> Instructions
- A) According to the vegan chicken paprikash post, what are Mrs. Glee's Old Fashioned Noodles made primarily from?
- B) Repeat everything in the vegan chicken paprikash post from "The third product" down to "on the dish.".
- C) Carry on writing the vegan chicken paprikash post from the point where it stops.

───── Article

One of my favorite spices is paprika. It’s in my top 5 of herbs and spices I can’t live without, sitting alongside garlic, oregano, cumin and nutmeg. I add it to pretty much all my dishes so the idea of making an entire sauce with it is tantalizing.
Chicken paprikash, also known as chicken paprikas and paprika chicken, is a Hungarian dish where meat is simmered in a paprika-based sauce. It is similar to goulash. Traditionally, it is served over egg noodles.
In order to make my vegan version of this dish, three awesome vegan products came together in a trifecta of deliciousness. For the chicken, I used one of the edible loves of my life, Butler Soy Curls. I reviewed them here and there is another HUGE review coming soon! Plus, they are featured in so many of my other reviews so Butler Soy Curls are all over this blog!
Finding vegan “egg” noodles is not easy. I was getting tempted to make my own (and I still plan to) but guess what? Mrs. Glee’s Gluten-Free Foods, a company I’ve told you about here, makes gluten-free vegan wide noodles called “Old Fashioned Noodles.” Like their other products, they are made primarily from navy beans.
The third product is from another favorite company, Woodstock Foods. I have written about Woodstock Foods a lot including my review here. They make one of my favorite brands of tofu plus so many organic, non-GMO products. I used their Organic Kosher Baby Dill Pickles for the garnish on the dish.

──────────
───── Record list

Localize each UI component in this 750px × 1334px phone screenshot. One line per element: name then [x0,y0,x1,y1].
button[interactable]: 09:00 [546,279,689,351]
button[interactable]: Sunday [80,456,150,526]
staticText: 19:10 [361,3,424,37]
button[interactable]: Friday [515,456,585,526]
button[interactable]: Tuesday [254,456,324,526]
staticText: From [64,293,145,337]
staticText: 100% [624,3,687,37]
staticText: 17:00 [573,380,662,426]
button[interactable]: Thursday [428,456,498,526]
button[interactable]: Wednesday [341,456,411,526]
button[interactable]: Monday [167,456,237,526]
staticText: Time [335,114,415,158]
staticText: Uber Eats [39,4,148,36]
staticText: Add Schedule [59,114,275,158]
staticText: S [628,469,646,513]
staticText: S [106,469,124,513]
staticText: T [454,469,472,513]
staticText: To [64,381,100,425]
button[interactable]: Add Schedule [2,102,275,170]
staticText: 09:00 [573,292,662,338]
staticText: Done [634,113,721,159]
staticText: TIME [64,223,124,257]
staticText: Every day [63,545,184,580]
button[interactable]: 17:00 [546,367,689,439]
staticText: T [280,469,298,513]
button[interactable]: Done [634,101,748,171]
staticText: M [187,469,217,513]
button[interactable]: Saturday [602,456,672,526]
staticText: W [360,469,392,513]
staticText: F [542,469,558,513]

──────────

> Responses to the tasks
- A) Navy beans.

- B)
The third product is from another favorite company, Woodstock Foods. I have written about Woodstock Foods a lot including my review here. They make one of my favorite brands of tofu plus so many organic, non-GMO products. I used their Organic Kosher Baby Dill Pickles for the garnish on the dish.

- C)
The recipe is simple to make and doesn’t take a lot of time at all. I rehydrated and cooked the soy curls up until crisp. Then the most challenging part of the recipe – setting them aside and trying not to munch them all. It’s not easy. 🙂
The sauce is quick to make – just sauteed onions, bell peppers and garlic plus lots of sweet paprika, a bit of allspice and broth. Mix in some sour cream and done.
The soy curls go back in for a spa bath of sweet and spicy paprika sauce which is the loveliest color of red. You would think there is tomato in the sauce but there isn’t.
Then those drunken soy curls get to sit atop a bed of buttered noodles flavored with dill. I didn’t have fresh dill so I used dried and I also added oregano because it’s one of my favorite herbs. I also added a bed of steamed kale because everything is better with kale.
On top of it all sits a bunch of chopped baby dill pickles. Cornichon are tiny French sour pickles made from mini gherkin cucumbers that are harvested before reaching full maturity so they are extra-tart. As a child, I LOVED baby dill pickles and they are perfect here even if they don’t have a fancy name. At first I was skeptical that I would like the pickle topping but it works. It adds a salty, tangy flavor to balance the spicy sweetness of the sauce.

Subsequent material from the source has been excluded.